Problem to work on: Below are entries; tally how many lines hold the string "helai" and answer with only that figure.

[Collected data entries]
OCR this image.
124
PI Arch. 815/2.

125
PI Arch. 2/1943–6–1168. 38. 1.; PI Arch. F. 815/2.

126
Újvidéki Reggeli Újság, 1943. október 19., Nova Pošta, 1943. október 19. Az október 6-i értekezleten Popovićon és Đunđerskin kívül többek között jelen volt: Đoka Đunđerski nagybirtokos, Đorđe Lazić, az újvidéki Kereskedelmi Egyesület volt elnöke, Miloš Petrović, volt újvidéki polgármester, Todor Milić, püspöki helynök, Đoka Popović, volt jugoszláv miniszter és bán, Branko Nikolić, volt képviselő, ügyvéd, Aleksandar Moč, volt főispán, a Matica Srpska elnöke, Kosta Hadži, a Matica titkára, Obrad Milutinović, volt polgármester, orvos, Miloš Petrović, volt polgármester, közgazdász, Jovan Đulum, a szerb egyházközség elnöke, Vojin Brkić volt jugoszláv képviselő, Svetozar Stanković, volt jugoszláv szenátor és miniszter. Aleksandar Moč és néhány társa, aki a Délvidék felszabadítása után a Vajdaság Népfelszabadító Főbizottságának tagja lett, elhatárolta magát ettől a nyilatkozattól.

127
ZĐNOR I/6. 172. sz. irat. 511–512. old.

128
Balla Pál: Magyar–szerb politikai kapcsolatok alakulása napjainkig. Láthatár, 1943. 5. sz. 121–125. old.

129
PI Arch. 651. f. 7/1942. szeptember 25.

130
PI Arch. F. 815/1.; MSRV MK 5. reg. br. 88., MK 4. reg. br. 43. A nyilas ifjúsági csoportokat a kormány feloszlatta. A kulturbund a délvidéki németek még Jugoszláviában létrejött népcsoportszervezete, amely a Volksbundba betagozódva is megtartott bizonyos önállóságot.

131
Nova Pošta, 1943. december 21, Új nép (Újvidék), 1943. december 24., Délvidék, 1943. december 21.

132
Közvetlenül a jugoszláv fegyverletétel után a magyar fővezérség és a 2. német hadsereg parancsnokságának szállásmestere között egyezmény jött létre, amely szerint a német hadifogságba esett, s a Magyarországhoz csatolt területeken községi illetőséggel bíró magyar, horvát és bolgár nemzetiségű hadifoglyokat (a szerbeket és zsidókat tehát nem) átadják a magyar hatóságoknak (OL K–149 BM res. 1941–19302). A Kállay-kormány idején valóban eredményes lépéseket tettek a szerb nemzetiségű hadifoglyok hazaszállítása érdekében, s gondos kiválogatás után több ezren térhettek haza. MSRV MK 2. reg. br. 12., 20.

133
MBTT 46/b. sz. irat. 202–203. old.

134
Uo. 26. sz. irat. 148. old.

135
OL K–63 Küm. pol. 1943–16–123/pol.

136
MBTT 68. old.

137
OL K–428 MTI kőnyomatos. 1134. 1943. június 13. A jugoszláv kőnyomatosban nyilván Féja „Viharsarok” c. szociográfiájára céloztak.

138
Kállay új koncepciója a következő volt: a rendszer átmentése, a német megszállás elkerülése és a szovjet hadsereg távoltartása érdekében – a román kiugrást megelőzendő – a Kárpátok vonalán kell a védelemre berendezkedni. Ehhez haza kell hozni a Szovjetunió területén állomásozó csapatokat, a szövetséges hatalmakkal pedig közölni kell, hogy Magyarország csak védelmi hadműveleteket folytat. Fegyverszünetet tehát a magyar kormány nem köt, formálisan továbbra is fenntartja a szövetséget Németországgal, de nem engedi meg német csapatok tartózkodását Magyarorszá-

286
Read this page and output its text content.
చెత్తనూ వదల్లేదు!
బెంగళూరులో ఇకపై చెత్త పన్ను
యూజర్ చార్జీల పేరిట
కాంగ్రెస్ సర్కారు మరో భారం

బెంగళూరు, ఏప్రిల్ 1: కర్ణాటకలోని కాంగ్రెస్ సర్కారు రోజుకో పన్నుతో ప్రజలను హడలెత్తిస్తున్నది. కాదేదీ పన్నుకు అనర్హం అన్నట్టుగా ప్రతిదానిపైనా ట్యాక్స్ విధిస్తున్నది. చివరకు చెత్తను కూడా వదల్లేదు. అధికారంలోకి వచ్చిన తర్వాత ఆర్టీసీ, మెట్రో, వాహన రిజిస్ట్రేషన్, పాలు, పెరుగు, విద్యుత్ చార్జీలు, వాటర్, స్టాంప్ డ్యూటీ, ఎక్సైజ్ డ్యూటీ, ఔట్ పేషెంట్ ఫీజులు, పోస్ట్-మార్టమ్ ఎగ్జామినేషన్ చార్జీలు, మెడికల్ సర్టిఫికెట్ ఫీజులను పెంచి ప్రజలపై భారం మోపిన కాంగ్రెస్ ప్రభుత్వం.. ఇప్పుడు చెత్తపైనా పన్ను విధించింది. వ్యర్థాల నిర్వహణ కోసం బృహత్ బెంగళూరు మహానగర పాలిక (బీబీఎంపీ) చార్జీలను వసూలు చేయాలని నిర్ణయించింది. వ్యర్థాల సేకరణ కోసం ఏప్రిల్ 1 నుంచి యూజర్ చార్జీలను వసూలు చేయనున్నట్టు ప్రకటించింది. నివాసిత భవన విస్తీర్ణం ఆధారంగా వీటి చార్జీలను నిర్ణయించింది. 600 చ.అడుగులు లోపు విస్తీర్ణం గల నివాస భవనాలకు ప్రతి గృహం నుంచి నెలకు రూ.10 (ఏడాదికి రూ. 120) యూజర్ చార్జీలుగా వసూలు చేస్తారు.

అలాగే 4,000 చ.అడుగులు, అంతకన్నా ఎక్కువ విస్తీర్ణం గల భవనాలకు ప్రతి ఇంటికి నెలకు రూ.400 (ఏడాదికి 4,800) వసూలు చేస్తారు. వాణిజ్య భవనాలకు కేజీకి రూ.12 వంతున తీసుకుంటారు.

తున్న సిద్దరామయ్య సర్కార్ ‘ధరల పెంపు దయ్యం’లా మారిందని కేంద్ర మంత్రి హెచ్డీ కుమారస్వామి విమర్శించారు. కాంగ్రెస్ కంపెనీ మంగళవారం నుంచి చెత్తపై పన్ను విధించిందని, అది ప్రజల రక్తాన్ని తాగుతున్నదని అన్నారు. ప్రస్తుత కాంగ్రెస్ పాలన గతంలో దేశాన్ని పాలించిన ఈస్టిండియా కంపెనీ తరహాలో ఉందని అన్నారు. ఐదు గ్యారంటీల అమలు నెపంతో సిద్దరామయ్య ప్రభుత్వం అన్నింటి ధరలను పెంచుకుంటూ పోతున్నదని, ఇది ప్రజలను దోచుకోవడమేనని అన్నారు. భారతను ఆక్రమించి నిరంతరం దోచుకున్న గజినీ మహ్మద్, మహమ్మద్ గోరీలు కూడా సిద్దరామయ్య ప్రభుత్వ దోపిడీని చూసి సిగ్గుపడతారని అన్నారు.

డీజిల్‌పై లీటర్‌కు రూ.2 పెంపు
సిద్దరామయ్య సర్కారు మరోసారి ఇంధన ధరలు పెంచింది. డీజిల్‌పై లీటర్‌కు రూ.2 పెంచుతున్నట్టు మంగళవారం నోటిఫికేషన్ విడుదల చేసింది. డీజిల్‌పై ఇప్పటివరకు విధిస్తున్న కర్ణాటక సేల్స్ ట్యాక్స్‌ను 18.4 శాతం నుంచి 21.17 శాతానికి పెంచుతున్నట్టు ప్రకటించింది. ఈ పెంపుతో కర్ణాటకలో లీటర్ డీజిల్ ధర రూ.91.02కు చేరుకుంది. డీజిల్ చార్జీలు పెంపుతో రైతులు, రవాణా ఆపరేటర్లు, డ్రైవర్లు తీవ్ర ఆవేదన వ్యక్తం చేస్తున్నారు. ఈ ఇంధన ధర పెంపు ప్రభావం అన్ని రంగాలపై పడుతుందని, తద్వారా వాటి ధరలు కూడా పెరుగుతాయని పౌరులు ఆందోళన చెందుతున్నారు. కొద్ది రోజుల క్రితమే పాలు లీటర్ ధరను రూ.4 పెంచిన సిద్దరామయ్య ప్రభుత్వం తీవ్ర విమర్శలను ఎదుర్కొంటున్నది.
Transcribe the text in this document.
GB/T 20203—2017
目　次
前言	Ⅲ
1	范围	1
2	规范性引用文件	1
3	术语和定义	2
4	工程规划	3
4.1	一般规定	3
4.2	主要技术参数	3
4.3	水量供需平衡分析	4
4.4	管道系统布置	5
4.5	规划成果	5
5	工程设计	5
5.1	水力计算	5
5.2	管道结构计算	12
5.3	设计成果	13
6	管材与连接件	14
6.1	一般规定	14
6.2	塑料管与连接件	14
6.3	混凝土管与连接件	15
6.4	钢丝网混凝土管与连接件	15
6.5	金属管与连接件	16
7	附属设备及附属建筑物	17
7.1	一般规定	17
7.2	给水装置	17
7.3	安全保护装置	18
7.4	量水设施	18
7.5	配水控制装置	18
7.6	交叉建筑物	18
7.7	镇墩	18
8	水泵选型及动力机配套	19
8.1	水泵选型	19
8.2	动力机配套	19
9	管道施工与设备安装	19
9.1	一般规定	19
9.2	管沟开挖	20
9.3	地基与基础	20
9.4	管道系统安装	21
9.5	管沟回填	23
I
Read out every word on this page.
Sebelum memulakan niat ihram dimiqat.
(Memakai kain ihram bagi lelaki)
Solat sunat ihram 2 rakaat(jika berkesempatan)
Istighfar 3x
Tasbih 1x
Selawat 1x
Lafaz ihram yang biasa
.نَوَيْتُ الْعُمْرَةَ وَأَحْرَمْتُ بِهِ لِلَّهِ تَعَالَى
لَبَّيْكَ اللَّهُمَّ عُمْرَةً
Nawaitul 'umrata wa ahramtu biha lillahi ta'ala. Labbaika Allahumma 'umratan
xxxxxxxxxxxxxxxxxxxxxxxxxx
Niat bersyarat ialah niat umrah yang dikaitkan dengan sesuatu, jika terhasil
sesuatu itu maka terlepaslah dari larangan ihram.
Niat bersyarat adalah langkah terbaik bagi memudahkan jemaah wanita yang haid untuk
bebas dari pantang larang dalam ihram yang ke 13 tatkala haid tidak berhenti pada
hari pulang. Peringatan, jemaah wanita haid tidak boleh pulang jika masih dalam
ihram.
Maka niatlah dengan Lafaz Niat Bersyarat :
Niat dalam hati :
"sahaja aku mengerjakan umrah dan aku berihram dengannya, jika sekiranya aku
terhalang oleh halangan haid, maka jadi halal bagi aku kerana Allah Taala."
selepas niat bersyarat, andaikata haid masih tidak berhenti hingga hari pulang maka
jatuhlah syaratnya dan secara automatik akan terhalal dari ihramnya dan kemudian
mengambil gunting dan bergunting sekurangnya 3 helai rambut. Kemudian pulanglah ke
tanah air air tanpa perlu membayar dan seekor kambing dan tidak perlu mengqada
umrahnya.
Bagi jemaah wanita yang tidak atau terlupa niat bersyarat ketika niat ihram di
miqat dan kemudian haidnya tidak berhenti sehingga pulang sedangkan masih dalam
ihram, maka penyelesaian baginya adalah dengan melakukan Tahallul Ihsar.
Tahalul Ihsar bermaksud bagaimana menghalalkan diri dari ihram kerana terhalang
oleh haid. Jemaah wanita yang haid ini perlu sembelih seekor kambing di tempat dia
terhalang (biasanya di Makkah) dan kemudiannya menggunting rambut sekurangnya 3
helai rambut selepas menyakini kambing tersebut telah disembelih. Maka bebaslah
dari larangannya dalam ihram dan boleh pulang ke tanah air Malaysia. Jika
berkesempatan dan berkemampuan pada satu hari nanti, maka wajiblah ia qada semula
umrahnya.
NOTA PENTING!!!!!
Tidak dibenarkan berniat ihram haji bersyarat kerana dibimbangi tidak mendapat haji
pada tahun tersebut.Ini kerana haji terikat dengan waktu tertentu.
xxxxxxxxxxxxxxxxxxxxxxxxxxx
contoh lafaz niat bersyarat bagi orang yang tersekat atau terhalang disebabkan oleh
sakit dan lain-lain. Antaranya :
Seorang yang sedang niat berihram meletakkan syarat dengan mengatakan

Exercise solution: 2